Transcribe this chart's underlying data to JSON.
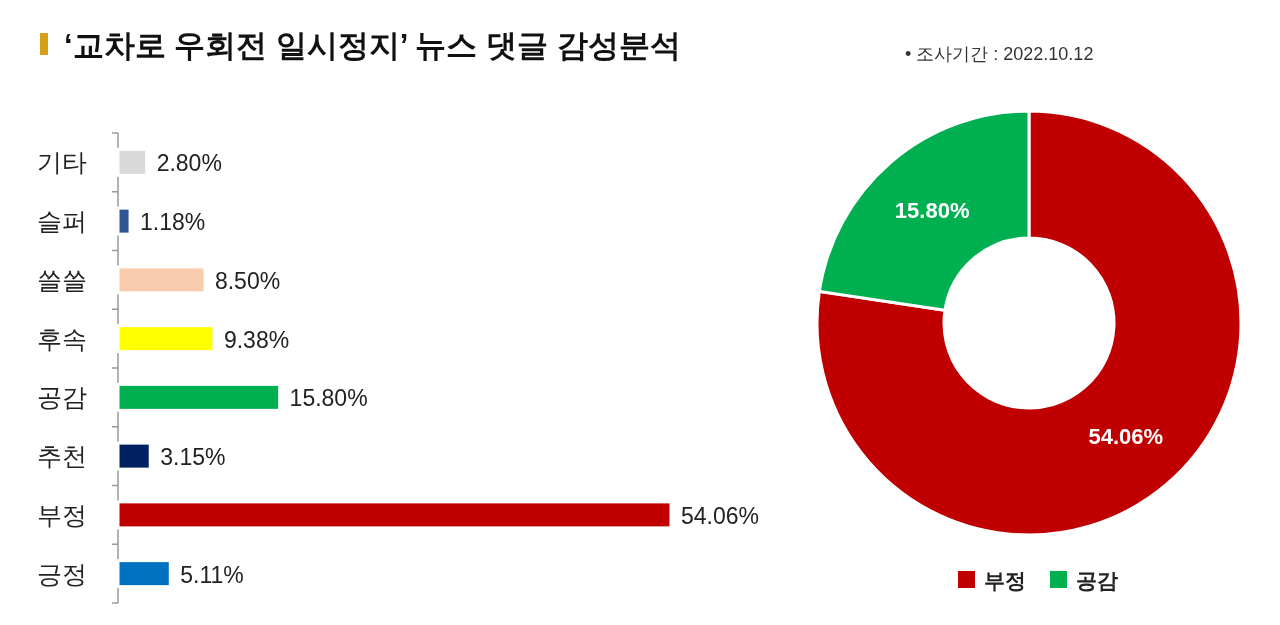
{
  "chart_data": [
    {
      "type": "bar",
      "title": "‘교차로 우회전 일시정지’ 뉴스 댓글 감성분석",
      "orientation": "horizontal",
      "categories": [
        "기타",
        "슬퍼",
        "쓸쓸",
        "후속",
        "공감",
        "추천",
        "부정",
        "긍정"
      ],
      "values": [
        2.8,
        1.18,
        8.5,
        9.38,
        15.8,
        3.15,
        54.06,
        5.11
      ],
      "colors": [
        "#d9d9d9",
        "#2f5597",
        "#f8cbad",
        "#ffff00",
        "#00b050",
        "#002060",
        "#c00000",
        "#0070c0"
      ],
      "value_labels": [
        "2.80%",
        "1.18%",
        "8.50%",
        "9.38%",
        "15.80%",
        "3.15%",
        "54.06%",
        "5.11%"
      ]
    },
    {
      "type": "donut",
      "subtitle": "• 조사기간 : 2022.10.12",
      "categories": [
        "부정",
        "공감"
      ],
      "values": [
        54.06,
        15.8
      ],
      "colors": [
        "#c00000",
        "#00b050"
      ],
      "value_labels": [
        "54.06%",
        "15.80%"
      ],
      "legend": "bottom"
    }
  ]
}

★ ★ ★

- _TO BE DONE_: Write every entry out again exactly, dropping the pictures.

- _COMPLETE OUTPUT_:
Transcribe this chart's underlying data to JSON.
{
  "chart_data": [
    {
      "type": "bar",
      "title": "‘교차로 우회전 일시정지’ 뉴스 댓글 감성분석",
      "orientation": "horizontal",
      "categories": [
        "기타",
        "슬퍼",
        "쓸쓸",
        "후속",
        "공감",
        "추천",
        "부정",
        "긍정"
      ],
      "values": [
        2.8,
        1.18,
        8.5,
        9.38,
        15.8,
        3.15,
        54.06,
        5.11
      ],
      "colors": [
        "#d9d9d9",
        "#2f5597",
        "#f8cbad",
        "#ffff00",
        "#00b050",
        "#002060",
        "#c00000",
        "#0070c0"
      ],
      "value_labels": [
        "2.80%",
        "1.18%",
        "8.50%",
        "9.38%",
        "15.80%",
        "3.15%",
        "54.06%",
        "5.11%"
      ]
    },
    {
      "type": "donut",
      "subtitle": "• 조사기간 : 2022.10.12",
      "categories": [
        "부정",
        "공감"
      ],
      "values": [
        54.06,
        15.8
      ],
      "colors": [
        "#c00000",
        "#00b050"
      ],
      "value_labels": [
        "54.06%",
        "15.80%"
      ],
      "legend": "bottom"
    }
  ]
}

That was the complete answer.